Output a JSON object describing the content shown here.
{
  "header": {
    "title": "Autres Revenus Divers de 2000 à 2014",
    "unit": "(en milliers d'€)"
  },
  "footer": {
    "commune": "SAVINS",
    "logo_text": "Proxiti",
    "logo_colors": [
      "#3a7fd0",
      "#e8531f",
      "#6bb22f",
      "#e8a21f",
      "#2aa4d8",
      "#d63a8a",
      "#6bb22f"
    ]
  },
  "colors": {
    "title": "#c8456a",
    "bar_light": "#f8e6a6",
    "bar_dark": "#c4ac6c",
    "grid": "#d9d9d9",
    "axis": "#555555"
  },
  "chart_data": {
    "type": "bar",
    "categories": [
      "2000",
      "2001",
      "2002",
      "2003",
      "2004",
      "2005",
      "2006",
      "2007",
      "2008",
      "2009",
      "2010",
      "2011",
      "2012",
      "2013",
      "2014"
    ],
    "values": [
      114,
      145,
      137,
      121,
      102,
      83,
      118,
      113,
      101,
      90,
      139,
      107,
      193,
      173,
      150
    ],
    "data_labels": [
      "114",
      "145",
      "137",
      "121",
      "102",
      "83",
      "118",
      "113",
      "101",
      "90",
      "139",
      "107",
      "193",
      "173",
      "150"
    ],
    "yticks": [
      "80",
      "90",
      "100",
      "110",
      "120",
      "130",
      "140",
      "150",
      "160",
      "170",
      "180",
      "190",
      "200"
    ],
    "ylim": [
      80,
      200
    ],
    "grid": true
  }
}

* _PROBLEM TO WORK ON_:
Looking at the records above, work out how many lines include the word "title", then give that number by itself.

* _TASK OUTPUT_:
2